# WORK TO BE COMPLETED:
Where the word "Counselling" occurs in a line, return that line.

─── RECORD LIST

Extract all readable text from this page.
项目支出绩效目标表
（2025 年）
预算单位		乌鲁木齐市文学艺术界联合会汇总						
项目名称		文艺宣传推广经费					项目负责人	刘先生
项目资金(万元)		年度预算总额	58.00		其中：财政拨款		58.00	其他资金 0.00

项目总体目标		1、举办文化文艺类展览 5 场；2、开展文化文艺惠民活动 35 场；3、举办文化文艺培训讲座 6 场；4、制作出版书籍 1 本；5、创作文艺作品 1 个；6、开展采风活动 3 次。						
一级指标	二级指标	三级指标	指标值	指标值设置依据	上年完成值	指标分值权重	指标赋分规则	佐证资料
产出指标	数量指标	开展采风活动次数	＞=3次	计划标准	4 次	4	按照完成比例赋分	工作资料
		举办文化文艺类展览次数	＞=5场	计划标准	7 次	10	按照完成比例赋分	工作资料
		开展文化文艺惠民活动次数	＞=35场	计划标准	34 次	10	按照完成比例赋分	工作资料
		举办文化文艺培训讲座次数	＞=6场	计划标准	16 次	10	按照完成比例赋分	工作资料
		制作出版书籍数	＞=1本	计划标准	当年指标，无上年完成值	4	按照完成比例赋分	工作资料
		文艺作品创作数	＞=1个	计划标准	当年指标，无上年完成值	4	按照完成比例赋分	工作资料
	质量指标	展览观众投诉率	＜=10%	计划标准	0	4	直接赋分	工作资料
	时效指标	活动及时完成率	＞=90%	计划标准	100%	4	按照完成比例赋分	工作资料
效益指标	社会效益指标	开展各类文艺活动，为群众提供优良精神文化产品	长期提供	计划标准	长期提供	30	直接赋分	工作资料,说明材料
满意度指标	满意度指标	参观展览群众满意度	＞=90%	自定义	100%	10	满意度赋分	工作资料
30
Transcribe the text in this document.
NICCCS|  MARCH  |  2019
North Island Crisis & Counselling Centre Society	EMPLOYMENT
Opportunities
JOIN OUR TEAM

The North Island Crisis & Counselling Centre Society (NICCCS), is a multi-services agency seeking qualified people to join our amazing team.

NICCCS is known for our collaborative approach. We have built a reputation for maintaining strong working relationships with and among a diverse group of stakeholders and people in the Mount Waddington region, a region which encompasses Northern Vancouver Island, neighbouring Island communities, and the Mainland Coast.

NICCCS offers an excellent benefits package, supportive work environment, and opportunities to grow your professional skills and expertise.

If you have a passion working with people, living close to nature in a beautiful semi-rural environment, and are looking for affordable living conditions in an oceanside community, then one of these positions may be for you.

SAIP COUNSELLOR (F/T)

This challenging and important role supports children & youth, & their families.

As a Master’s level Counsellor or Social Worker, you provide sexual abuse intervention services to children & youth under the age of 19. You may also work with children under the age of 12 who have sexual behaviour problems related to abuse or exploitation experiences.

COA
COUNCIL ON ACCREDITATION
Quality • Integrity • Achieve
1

──────

# EXERCISE RESPONSE:
North Island Crisis & Counselling Centre Society	EMPLOYMENT
The North Island Crisis & Counselling Centre Society (NICCCS), is a multi-services agency seeking qualified people to join our amazing team.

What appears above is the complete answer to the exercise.